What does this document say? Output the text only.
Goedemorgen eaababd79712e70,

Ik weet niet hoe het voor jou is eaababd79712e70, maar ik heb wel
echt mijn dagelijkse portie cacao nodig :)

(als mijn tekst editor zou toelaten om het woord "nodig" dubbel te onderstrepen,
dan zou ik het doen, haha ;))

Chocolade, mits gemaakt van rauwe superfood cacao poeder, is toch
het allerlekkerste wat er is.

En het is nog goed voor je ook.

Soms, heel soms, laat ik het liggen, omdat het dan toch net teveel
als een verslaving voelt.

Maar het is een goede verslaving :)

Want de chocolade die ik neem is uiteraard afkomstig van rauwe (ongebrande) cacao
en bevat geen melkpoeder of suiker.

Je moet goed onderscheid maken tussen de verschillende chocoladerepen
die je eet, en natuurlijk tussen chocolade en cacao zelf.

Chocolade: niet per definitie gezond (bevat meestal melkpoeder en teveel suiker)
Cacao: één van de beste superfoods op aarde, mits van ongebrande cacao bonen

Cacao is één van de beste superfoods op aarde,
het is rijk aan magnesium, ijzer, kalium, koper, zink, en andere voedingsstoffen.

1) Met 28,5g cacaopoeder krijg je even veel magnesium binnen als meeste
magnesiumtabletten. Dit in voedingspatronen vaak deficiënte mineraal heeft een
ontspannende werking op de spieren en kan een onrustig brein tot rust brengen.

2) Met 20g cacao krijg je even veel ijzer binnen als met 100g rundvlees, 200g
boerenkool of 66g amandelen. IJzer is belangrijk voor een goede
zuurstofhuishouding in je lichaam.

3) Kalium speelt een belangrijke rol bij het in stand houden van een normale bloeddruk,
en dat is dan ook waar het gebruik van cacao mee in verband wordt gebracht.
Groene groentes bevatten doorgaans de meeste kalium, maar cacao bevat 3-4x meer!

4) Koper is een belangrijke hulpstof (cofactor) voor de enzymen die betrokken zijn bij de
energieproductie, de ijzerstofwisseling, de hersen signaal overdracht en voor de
——
In the listing, find every line with the word "rauwe" and return it.

Reply:
Chocolade, mits gemaakt van rauwe superfood cacao poeder, is toch
Want de chocolade die ik neem is uiteraard afkomstig van rauwe (ongebrande) cacao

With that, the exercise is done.